Stored items from a collection:
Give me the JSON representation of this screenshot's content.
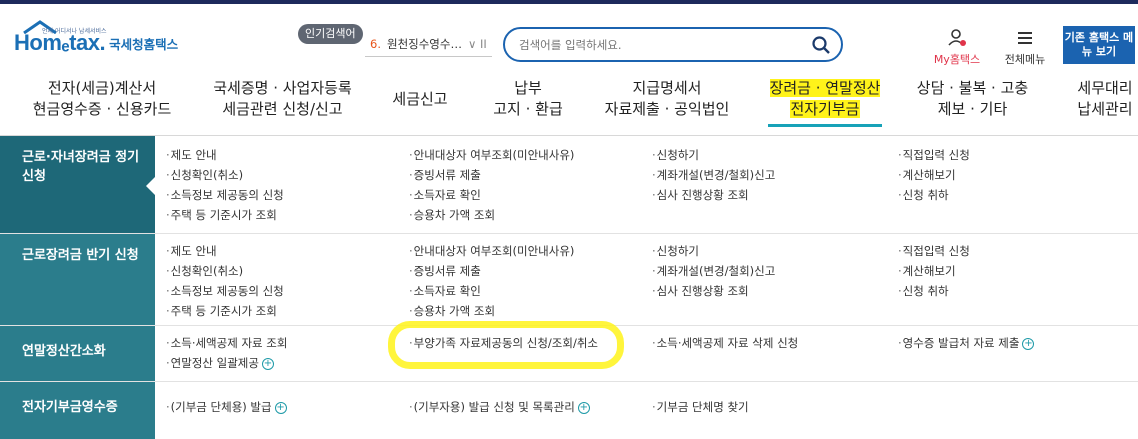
{
  "logo": {
    "main": "Homₑtax.",
    "sub": "국세청홈택스",
    "tiny": "언제 어디서나 납세서비스"
  },
  "popular": {
    "badge": "인기검색어",
    "rank": "6.",
    "term": "원천징수영수…",
    "controls": "∨ II"
  },
  "search": {
    "placeholder": "검색어를 입력하세요."
  },
  "utility": {
    "my": "My홈택스",
    "all_menu": "전체메뉴",
    "legacy": "기존 홈택스 메뉴 보기"
  },
  "gnb": [
    {
      "line1": "전자(세금)계산서",
      "line2": "현금영수증 · 신용카드"
    },
    {
      "line1": "국세증명 · 사업자등록",
      "line2": "세금관련 신청/신고"
    },
    {
      "line1": "세금신고",
      "line2": ""
    },
    {
      "line1": "납부",
      "line2": "고지 · 환급"
    },
    {
      "line1": "지급명세서",
      "line2": "자료제출 · 공익법인"
    },
    {
      "line1": "장려금 · 연말정산",
      "line2": "전자기부금"
    },
    {
      "line1": "상담 · 불복 · 고충",
      "line2": "제보 · 기타"
    },
    {
      "line1": "세무대리",
      "line2": "납세관리"
    }
  ],
  "rows": [
    {
      "title1": "근로·자녀장려금 정기",
      "title2": "신청",
      "cols": [
        [
          "제도 안내",
          "신청확인(취소)",
          "소득정보 제공동의 신청",
          "주택 등 기준시가 조회"
        ],
        [
          "안내대상자 여부조회(미안내사유)",
          "증빙서류 제출",
          "소득자료 확인",
          "승용차 가액 조회"
        ],
        [
          "신청하기",
          "계좌개설(변경/철회)신고",
          "심사 진행상황 조회"
        ],
        [
          "직접입력 신청",
          "계산해보기",
          "신청 취하"
        ]
      ]
    },
    {
      "title1": "근로장려금 반기 신청",
      "title2": "",
      "cols": [
        [
          "제도 안내",
          "신청확인(취소)",
          "소득정보 제공동의 신청",
          "주택 등 기준시가 조회"
        ],
        [
          "안내대상자 여부조회(미안내사유)",
          "증빙서류 제출",
          "소득자료 확인",
          "승용차 가액 조회"
        ],
        [
          "신청하기",
          "계좌개설(변경/철회)신고",
          "심사 진행상황 조회"
        ],
        [
          "직접입력 신청",
          "계산해보기",
          "신청 취하"
        ]
      ]
    },
    {
      "title1": "연말정산간소화",
      "title2": "",
      "cols": [
        [
          "소득·세액공제 자료 조회",
          "연말정산 일괄제공"
        ],
        [
          "부양가족 자료제공동의 신청/조회/취소"
        ],
        [
          "소득·세액공제 자료 삭제 신청"
        ],
        [
          "영수증 발급처 자료 제출"
        ]
      ]
    },
    {
      "title1": "전자기부금영수증",
      "title2": "",
      "cols": [
        [
          "(기부금 단체용) 발급"
        ],
        [
          "(기부자용) 발급 신청 및 목록관리"
        ],
        [
          "기부금 단체명 찾기"
        ],
        []
      ]
    }
  ],
  "colors": {
    "primary": "#1b63b0",
    "teal_head": "#2b7d8c",
    "highlight": "#fff31a",
    "pop_rank": "#e8541a"
  }
}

### REQUIREMENT
Output the full set of records above without changing a word, and drop the images.

### WRITTEN REPLY
Give me the JSON representation of this screenshot's content.
{
  "logo": {
    "main": "Homₑtax.",
    "sub": "국세청홈택스",
    "tiny": "언제 어디서나 납세서비스"
  },
  "popular": {
    "badge": "인기검색어",
    "rank": "6.",
    "term": "원천징수영수…",
    "controls": "∨ II"
  },
  "search": {
    "placeholder": "검색어를 입력하세요."
  },
  "utility": {
    "my": "My홈택스",
    "all_menu": "전체메뉴",
    "legacy": "기존 홈택스 메뉴 보기"
  },
  "gnb": [
    {
      "line1": "전자(세금)계산서",
      "line2": "현금영수증 · 신용카드"
    },
    {
      "line1": "국세증명 · 사업자등록",
      "line2": "세금관련 신청/신고"
    },
    {
      "line1": "세금신고",
      "line2": ""
    },
    {
      "line1": "납부",
      "line2": "고지 · 환급"
    },
    {
      "line1": "지급명세서",
      "line2": "자료제출 · 공익법인"
    },
    {
      "line1": "장려금 · 연말정산",
      "line2": "전자기부금"
    },
    {
      "line1": "상담 · 불복 · 고충",
      "line2": "제보 · 기타"
    },
    {
      "line1": "세무대리",
      "line2": "납세관리"
    }
  ],
  "rows": [
    {
      "title1": "근로·자녀장려금 정기",
      "title2": "신청",
      "cols": [
        [
          "제도 안내",
          "신청확인(취소)",
          "소득정보 제공동의 신청",
          "주택 등 기준시가 조회"
        ],
        [
          "안내대상자 여부조회(미안내사유)",
          "증빙서류 제출",
          "소득자료 확인",
          "승용차 가액 조회"
        ],
        [
          "신청하기",
          "계좌개설(변경/철회)신고",
          "심사 진행상황 조회"
        ],
        [
          "직접입력 신청",
          "계산해보기",
          "신청 취하"
        ]
      ]
    },
    {
      "title1": "근로장려금 반기 신청",
      "title2": "",
      "cols": [
        [
          "제도 안내",
          "신청확인(취소)",
          "소득정보 제공동의 신청",
          "주택 등 기준시가 조회"
        ],
        [
          "안내대상자 여부조회(미안내사유)",
          "증빙서류 제출",
          "소득자료 확인",
          "승용차 가액 조회"
        ],
        [
          "신청하기",
          "계좌개설(변경/철회)신고",
          "심사 진행상황 조회"
        ],
        [
          "직접입력 신청",
          "계산해보기",
          "신청 취하"
        ]
      ]
    },
    {
      "title1": "연말정산간소화",
      "title2": "",
      "cols": [
        [
          "소득·세액공제 자료 조회",
          "연말정산 일괄제공"
        ],
        [
          "부양가족 자료제공동의 신청/조회/취소"
        ],
        [
          "소득·세액공제 자료 삭제 신청"
        ],
        [
          "영수증 발급처 자료 제출"
        ]
      ]
    },
    {
      "title1": "전자기부금영수증",
      "title2": "",
      "cols": [
        [
          "(기부금 단체용) 발급"
        ],
        [
          "(기부자용) 발급 신청 및 목록관리"
        ],
        [
          "기부금 단체명 찾기"
        ],
        []
      ]
    }
  ],
  "colors": {
    "primary": "#1b63b0",
    "teal_head": "#2b7d8c",
    "highlight": "#fff31a",
    "pop_rank": "#e8541a"
  }
}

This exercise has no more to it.